This is not a long post, but I wanted to post this somewhere. This may be useful if someone is doing an article about Google or something like that.
While I was changing some things in my server configuration, some user accessed a public folder on my site, I was looking at the access logs of it at the time, everything completely normal up to that point until 10 SECONDS AFTER the user request, a request coming from a Google IP address with Googlebot/2.1; +http://www.google.com/bot.html
user-agent hits the same public folder. Then I noticed that the user-agent of the user that accessed that folder was Chrome/131.0.0.0
.
I have a subdomain and there is some folders of that subdomain that are actually indexed on the Google search engine, but that specific public folder doesn’t appear to be indexed at all and it doesn’t show up on searches.
May be that google uses Google Chrome users to discover unindexed paths of the internet and add them to their index?
I know it doesn’t sound very shocking because most people here know that Google Chrome is a privacy nightmare and it should be avoided at all times, but I never saw this type of behavior on articles about “why you should avoid Google Chrome” or similar.
I’m not against anyone scrapping the page either since it’s public anyways, but the fact they discover new pages of the internet making use of Google Chrome impressed me a little.
Edit: Fixed a typo
100% if you have enabled “Safe browsing” (which is enabled by default). This also applies to Firefox, but I don’t know if there is enabled by default.
deleted by creator
Are you using Google’s DNS?
DNS will only leak domains (and subdomains); not paths

Coordinate annotation entries
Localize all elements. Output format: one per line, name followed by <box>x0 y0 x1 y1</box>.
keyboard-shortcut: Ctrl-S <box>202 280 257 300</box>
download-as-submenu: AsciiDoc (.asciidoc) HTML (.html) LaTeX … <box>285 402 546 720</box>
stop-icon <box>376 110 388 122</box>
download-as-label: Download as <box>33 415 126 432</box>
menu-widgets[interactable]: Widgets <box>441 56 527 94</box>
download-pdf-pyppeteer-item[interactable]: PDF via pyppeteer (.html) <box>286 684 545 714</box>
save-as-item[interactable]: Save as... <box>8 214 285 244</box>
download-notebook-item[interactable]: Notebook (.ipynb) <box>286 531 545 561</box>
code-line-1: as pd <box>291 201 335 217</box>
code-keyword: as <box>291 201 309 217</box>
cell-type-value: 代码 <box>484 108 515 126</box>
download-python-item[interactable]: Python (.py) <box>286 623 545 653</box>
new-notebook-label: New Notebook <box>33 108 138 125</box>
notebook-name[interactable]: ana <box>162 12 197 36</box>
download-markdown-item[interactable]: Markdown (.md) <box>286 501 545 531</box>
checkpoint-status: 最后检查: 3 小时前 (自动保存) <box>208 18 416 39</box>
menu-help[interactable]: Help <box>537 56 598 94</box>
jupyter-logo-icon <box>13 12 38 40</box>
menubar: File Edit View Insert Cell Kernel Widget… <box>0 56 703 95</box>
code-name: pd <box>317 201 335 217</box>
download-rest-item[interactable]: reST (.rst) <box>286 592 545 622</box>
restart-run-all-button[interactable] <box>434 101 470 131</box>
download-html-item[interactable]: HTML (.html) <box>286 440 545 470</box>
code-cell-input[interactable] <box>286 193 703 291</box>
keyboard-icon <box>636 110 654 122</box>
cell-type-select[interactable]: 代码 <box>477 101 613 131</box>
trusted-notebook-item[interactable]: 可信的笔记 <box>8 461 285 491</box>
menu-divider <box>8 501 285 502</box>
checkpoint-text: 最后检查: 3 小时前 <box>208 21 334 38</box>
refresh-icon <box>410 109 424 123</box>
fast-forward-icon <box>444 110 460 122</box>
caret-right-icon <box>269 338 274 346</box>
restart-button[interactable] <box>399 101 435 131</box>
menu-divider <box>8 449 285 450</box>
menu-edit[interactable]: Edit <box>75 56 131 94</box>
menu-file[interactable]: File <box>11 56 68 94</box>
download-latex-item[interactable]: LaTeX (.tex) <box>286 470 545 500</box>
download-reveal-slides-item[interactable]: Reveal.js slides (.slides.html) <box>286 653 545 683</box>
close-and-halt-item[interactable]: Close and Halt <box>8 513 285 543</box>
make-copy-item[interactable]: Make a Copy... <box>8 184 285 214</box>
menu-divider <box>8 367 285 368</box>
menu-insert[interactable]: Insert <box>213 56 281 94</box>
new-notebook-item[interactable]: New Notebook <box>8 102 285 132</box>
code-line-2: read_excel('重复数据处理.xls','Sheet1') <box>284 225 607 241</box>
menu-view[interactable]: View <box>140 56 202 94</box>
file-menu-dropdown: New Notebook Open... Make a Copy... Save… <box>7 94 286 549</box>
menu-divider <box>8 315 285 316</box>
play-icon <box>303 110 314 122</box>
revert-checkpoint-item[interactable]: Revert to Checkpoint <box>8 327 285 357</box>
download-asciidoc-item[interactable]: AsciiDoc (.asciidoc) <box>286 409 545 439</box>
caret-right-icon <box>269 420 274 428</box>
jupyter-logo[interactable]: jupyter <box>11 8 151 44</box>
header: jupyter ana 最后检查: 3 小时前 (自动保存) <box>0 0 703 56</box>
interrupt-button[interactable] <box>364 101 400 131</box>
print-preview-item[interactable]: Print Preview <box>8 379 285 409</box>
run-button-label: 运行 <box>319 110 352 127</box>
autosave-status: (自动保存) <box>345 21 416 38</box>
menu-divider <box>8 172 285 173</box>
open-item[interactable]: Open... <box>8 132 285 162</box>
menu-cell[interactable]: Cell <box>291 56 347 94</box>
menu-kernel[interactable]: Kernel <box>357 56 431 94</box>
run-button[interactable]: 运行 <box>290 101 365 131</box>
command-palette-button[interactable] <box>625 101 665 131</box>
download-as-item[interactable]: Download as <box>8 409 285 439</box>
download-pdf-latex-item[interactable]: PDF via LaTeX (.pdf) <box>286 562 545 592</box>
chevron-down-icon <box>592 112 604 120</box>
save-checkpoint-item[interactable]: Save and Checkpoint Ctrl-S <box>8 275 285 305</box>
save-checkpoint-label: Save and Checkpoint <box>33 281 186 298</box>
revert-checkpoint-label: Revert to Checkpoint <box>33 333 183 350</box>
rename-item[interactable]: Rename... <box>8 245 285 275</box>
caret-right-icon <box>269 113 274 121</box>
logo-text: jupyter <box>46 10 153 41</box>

• Exercise:
Update the forum thread by writing out the stretch from "May be that" through "me a little." again, with "privacy nightmare" replaced by "security hazard". These entries are separate material with no connection to the forum thread.

• Solution to this task:
May be that google uses Google Chrome users to discover unindexed paths of the internet and add them to their index?
I know it doesn’t sound very shocking because most people here know that Google Chrome is a security hazard and it should be avoided at all times, but I never saw this type of behavior on articles about “why you should avoid Google Chrome” or similar.
I’m not against anyone scrapping the page either since it’s public anyways, but the fact they discover new pages of the internet making use of Google Chrome impressed me a little.